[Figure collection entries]

----------

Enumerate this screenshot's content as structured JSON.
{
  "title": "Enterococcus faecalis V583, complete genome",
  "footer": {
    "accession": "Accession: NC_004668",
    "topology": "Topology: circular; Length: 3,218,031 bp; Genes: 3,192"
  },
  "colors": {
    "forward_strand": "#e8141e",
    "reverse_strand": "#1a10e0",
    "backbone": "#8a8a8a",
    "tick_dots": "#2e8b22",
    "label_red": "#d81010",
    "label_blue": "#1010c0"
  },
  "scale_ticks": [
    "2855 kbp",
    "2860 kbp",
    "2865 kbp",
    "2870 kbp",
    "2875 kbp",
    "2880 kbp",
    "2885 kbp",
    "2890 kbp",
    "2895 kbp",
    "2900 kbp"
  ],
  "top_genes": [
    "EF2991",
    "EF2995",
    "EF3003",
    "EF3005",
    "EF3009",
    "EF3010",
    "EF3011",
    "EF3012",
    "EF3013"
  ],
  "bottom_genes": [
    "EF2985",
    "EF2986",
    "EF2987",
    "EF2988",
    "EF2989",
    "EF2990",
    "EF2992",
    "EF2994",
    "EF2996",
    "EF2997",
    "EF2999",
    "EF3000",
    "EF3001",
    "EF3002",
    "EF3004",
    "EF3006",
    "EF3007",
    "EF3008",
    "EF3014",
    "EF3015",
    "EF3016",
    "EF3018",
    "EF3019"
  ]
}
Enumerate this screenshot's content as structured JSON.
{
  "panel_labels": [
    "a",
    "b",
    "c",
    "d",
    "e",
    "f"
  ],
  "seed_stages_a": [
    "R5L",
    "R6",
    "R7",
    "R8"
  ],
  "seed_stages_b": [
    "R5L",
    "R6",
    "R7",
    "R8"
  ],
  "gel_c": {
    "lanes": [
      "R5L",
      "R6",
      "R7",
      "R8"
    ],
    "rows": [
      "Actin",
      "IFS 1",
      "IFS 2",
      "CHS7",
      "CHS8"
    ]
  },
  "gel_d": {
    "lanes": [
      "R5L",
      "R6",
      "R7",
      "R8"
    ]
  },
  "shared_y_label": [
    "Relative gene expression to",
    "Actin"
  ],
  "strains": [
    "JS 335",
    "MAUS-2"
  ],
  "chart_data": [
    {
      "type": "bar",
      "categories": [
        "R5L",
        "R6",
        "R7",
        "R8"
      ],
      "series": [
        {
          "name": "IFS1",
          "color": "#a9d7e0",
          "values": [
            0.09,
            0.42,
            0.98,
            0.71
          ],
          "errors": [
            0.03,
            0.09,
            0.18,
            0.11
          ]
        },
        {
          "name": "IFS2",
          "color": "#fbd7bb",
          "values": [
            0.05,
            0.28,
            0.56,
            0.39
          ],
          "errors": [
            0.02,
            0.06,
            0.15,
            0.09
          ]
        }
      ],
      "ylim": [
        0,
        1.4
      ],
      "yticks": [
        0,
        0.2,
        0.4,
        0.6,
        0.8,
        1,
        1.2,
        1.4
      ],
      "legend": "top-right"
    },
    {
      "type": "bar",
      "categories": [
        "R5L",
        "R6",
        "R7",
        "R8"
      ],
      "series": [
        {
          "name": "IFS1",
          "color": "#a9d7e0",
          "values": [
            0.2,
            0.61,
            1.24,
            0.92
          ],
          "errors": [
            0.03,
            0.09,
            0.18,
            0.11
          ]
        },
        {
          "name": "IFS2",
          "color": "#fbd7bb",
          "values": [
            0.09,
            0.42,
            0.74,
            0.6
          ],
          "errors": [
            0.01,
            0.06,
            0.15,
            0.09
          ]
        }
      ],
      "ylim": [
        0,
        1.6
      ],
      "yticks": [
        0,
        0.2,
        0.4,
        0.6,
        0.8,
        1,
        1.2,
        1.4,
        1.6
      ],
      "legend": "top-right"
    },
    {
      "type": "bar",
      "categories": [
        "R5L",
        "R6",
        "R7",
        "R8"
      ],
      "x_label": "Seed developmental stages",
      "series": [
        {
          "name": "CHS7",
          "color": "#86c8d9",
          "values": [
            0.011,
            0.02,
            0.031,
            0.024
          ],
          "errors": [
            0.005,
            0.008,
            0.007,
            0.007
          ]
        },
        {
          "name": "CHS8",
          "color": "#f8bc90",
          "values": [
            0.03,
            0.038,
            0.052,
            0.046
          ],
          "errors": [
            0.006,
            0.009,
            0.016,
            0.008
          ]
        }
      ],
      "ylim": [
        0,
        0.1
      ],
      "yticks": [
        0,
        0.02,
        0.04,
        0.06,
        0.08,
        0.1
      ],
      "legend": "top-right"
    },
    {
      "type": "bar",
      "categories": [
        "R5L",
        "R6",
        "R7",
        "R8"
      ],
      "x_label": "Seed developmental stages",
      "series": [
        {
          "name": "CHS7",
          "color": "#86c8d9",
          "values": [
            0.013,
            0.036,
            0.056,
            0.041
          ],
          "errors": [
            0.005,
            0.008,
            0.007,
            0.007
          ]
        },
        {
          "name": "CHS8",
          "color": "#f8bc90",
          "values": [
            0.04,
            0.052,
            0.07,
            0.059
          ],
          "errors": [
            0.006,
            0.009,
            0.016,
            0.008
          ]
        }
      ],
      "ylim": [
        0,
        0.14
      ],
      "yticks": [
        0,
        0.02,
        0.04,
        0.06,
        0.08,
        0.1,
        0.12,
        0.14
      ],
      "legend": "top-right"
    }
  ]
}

----------

Work item »
Give back each record above exactly as written.

Your response »
Enumerate this screenshot's content as structured JSON.
{
  "title": "Enterococcus faecalis V583, complete genome",
  "footer": {
    "accession": "Accession: NC_004668",
    "topology": "Topology: circular; Length: 3,218,031 bp; Genes: 3,192"
  },
  "colors": {
    "forward_strand": "#e8141e",
    "reverse_strand": "#1a10e0",
    "backbone": "#8a8a8a",
    "tick_dots": "#2e8b22",
    "label_red": "#d81010",
    "label_blue": "#1010c0"
  },
  "scale_ticks": [
    "2855 kbp",
    "2860 kbp",
    "2865 kbp",
    "2870 kbp",
    "2875 kbp",
    "2880 kbp",
    "2885 kbp",
    "2890 kbp",
    "2895 kbp",
    "2900 kbp"
  ],
  "top_genes": [
    "EF2991",
    "EF2995",
    "EF3003",
    "EF3005",
    "EF3009",
    "EF3010",
    "EF3011",
    "EF3012",
    "EF3013"
  ],
  "bottom_genes": [
    "EF2985",
    "EF2986",
    "EF2987",
    "EF2988",
    "EF2989",
    "EF2990",
    "EF2992",
    "EF2994",
    "EF2996",
    "EF2997",
    "EF2999",
    "EF3000",
    "EF3001",
    "EF3002",
    "EF3004",
    "EF3006",
    "EF3007",
    "EF3008",
    "EF3014",
    "EF3015",
    "EF3016",
    "EF3018",
    "EF3019"
  ]
}
Enumerate this screenshot's content as structured JSON.
{
  "panel_labels": [
    "a",
    "b",
    "c",
    "d",
    "e",
    "f"
  ],
  "seed_stages_a": [
    "R5L",
    "R6",
    "R7",
    "R8"
  ],
  "seed_stages_b": [
    "R5L",
    "R6",
    "R7",
    "R8"
  ],
  "gel_c": {
    "lanes": [
      "R5L",
      "R6",
      "R7",
      "R8"
    ],
    "rows": [
      "Actin",
      "IFS 1",
      "IFS 2",
      "CHS7",
      "CHS8"
    ]
  },
  "gel_d": {
    "lanes": [
      "R5L",
      "R6",
      "R7",
      "R8"
    ]
  },
  "shared_y_label": [
    "Relative gene expression to",
    "Actin"
  ],
  "strains": [
    "JS 335",
    "MAUS-2"
  ],
  "chart_data": [
    {
      "type": "bar",
      "categories": [
        "R5L",
        "R6",
        "R7",
        "R8"
      ],
      "series": [
        {
          "name": "IFS1",
          "color": "#a9d7e0",
          "values": [
            0.09,
            0.42,
            0.98,
            0.71
          ],
          "errors": [
            0.03,
            0.09,
            0.18,
            0.11
          ]
        },
        {
          "name": "IFS2",
          "color": "#fbd7bb",
          "values": [
            0.05,
            0.28,
            0.56,
            0.39
          ],
          "errors": [
            0.02,
            0.06,
            0.15,
            0.09
          ]
        }
      ],
      "ylim": [
        0,
        1.4
      ],
      "yticks": [
        0,
        0.2,
        0.4,
        0.6,
        0.8,
        1,
        1.2,
        1.4
      ],
      "legend": "top-right"
    },
    {
      "type": "bar",
      "categories": [
        "R5L",
        "R6",
        "R7",
        "R8"
      ],
      "series": [
        {
          "name": "IFS1",
          "color": "#a9d7e0",
          "values": [
            0.2,
            0.61,
            1.24,
            0.92
          ],
          "errors": [
            0.03,
            0.09,
            0.18,
            0.11
          ]
        },
        {
          "name": "IFS2",
          "color": "#fbd7bb",
          "values": [
            0.09,
            0.42,
            0.74,
            0.6
          ],
          "errors": [
            0.01,
            0.06,
            0.15,
            0.09
          ]
        }
      ],
      "ylim": [
        0,
        1.6
      ],
      "yticks": [
        0,
        0.2,
        0.4,
        0.6,
        0.8,
        1,
        1.2,
        1.4,
        1.6
      ],
      "legend": "top-right"
    },
    {
      "type": "bar",
      "categories": [
        "R5L",
        "R6",
        "R7",
        "R8"
      ],
      "x_label": "Seed developmental stages",
      "series": [
        {
          "name": "CHS7",
          "color": "#86c8d9",
          "values": [
            0.011,
            0.02,
            0.031,
            0.024
          ],
          "errors": [
            0.005,
            0.008,
            0.007,
            0.007
          ]
        },
        {
          "name": "CHS8",
          "color": "#f8bc90",
          "values": [
            0.03,
            0.038,
            0.052,
            0.046
          ],
          "errors": [
            0.006,
            0.009,
            0.016,
            0.008
          ]
        }
      ],
      "ylim": [
        0,
        0.1
      ],
      "yticks": [
        0,
        0.02,
        0.04,
        0.06,
        0.08,
        0.1
      ],
      "legend": "top-right"
    },
    {
      "type": "bar",
      "categories": [
        "R5L",
        "R6",
        "R7",
        "R8"
      ],
      "x_label": "Seed developmental stages",
      "series": [
        {
          "name": "CHS7",
          "color": "#86c8d9",
          "values": [
            0.013,
            0.036,
            0.056,
            0.041
          ],
          "errors": [
            0.005,
            0.008,
            0.007,
            0.007
          ]
        },
        {
          "name": "CHS8",
          "color": "#f8bc90",
          "values": [
            0.04,
            0.052,
            0.07,
            0.059
          ],
          "errors": [
            0.006,
            0.009,
            0.016,
            0.008
          ]
        }
      ],
      "ylim": [
        0,
        0.14
      ],
      "yticks": [
        0,
        0.02,
        0.04,
        0.06,
        0.08,
        0.1,
        0.12,
        0.14
      ],
      "legend": "top-right"
    }
  ]
}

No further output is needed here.